=== What is asked ===
Find all lines in the records that include the word "price", and copy them out.

— START —

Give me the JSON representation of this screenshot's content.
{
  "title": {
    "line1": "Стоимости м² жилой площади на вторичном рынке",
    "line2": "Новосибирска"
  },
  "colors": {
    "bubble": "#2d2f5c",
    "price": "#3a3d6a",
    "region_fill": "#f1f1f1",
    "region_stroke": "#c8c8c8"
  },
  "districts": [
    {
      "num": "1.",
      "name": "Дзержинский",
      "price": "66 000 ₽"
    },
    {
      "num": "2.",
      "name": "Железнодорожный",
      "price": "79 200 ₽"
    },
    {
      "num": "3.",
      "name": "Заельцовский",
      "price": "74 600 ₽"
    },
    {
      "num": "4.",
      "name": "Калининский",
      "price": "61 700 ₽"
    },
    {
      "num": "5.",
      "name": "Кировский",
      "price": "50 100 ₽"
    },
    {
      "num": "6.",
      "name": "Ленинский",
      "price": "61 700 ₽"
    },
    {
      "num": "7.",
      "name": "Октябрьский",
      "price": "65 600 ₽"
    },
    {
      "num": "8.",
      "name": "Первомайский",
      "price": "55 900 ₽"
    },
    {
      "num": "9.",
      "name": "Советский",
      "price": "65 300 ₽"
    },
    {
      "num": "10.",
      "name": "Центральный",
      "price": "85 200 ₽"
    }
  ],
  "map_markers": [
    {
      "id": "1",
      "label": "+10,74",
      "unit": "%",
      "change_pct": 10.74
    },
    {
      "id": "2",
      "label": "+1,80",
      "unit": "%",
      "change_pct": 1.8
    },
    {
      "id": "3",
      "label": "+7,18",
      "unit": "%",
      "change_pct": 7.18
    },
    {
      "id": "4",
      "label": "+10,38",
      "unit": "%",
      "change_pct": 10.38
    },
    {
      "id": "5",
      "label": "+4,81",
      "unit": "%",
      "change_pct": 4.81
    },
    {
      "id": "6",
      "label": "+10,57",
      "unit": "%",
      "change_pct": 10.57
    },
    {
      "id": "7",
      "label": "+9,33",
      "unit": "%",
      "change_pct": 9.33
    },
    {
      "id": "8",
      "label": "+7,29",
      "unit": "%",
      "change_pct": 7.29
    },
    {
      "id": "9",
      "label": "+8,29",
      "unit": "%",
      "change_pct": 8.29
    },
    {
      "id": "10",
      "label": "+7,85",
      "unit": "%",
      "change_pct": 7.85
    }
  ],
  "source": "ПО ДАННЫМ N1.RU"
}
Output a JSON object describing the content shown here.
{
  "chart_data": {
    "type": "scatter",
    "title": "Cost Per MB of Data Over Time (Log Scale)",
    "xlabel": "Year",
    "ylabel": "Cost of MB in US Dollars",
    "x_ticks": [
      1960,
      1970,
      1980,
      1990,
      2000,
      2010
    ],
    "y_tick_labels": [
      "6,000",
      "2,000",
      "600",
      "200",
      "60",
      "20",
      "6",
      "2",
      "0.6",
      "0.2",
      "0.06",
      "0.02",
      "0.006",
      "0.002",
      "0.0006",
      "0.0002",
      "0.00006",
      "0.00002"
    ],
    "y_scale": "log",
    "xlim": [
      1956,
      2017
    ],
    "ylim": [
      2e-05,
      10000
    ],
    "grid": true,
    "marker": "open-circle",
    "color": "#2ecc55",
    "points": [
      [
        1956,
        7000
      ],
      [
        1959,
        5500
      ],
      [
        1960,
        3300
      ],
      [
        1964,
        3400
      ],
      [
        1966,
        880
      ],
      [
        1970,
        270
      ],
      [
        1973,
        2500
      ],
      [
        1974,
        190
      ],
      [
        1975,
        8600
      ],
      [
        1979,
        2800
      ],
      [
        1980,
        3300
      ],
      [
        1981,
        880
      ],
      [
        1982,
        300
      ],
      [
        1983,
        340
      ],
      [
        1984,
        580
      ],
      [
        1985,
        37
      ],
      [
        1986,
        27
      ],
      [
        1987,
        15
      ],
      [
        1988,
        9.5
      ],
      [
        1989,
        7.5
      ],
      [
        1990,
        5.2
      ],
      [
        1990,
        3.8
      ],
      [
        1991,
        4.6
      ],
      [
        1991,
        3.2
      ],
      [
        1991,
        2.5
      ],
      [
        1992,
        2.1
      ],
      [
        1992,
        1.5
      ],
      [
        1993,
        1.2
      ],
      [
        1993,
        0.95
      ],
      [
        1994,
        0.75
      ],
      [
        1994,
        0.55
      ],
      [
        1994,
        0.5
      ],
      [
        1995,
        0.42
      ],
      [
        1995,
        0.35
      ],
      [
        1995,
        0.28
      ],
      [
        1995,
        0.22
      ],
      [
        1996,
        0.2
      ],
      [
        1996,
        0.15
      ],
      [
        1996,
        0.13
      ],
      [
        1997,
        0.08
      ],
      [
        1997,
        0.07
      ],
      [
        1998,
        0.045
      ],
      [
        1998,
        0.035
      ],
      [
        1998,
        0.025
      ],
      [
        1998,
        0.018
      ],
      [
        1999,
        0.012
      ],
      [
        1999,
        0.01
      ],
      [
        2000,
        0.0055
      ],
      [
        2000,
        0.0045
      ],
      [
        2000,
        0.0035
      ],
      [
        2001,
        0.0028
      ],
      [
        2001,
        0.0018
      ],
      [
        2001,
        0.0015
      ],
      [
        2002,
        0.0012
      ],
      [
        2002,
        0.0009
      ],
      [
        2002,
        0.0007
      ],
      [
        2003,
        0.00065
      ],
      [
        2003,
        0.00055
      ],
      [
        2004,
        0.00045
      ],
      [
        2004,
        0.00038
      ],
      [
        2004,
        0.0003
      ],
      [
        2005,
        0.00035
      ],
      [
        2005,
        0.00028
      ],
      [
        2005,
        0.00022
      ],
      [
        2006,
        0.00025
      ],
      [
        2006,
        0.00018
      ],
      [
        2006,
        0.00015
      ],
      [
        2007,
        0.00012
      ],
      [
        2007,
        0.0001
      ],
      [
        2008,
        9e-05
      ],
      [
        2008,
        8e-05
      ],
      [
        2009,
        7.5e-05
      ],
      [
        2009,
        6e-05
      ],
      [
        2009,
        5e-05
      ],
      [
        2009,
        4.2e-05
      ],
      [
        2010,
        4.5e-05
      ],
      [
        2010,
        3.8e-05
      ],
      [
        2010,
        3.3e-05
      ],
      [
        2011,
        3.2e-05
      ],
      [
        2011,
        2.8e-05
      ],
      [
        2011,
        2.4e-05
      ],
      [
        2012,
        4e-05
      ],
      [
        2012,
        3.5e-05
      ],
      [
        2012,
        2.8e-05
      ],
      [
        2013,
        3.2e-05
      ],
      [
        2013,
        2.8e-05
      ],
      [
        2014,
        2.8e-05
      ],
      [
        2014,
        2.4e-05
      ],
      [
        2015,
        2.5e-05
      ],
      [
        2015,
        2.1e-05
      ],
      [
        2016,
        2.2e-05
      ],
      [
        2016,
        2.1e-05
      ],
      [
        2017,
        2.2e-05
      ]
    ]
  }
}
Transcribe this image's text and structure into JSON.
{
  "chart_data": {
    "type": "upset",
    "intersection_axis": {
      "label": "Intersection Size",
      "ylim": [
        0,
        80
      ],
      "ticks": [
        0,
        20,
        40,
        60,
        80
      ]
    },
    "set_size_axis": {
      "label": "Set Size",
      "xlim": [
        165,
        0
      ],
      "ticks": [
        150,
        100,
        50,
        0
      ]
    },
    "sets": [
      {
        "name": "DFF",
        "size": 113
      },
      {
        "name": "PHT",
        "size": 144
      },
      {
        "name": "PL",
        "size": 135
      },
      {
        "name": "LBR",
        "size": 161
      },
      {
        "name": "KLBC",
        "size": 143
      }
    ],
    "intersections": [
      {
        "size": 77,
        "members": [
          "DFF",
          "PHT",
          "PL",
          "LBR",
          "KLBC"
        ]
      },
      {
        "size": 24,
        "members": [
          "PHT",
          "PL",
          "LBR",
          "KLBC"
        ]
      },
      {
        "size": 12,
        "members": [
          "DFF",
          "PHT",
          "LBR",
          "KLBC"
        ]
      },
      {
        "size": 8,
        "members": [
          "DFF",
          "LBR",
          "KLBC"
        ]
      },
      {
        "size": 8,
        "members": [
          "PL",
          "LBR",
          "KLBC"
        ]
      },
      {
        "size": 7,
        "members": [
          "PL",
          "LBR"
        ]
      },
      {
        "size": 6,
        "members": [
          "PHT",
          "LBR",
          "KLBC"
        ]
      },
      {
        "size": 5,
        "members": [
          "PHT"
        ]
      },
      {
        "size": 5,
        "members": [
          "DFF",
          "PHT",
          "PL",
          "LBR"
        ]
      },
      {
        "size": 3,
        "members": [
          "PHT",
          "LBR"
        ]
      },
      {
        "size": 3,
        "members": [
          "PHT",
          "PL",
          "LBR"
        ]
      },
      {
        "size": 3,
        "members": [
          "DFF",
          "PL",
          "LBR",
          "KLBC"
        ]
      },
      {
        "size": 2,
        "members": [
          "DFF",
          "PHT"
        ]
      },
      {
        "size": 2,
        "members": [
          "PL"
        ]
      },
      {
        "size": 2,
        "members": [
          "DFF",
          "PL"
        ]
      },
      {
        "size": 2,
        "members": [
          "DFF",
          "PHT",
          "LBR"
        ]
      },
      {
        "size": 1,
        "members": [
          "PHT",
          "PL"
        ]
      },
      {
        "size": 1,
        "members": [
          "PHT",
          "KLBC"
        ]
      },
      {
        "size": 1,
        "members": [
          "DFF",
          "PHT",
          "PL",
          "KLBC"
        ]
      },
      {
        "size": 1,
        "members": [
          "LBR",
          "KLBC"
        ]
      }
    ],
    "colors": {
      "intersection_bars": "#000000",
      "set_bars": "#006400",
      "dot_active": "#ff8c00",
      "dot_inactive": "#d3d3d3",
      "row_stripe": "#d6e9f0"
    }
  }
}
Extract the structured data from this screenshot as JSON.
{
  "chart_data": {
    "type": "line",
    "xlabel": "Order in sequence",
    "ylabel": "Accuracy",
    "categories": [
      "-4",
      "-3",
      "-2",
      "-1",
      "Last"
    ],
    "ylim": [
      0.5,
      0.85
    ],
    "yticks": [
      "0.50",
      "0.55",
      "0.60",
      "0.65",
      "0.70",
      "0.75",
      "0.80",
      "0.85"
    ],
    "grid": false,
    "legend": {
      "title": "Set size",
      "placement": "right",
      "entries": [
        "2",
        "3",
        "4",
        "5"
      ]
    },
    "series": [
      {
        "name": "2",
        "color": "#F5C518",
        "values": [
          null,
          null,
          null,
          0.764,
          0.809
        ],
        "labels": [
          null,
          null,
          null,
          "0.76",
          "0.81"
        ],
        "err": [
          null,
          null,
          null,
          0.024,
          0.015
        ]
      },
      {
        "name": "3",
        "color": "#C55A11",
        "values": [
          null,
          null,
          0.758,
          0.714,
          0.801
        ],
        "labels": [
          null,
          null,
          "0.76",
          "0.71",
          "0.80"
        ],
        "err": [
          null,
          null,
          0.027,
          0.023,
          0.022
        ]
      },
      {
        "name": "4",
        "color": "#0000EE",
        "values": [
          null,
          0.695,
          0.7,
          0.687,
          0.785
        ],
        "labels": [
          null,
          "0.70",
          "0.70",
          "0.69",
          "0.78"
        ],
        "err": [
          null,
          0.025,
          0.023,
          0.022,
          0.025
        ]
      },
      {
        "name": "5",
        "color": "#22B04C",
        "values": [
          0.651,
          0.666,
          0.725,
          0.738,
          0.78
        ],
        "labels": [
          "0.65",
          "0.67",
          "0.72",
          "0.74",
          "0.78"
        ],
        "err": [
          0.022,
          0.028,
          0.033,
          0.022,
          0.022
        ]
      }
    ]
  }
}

— END —

=== Result of this task ===
    "price": "#3a3d6a",
      "price": "66 000 ₽"
      "price": "79 200 ₽"
      "price": "74 600 ₽"
      "price": "61 700 ₽"
      "price": "50 100 ₽"
      "price": "61 700 ₽"
      "price": "65 600 ₽"
      "price": "55 900 ₽"
      "price": "65 300 ₽"
      "price": "85 200 ₽"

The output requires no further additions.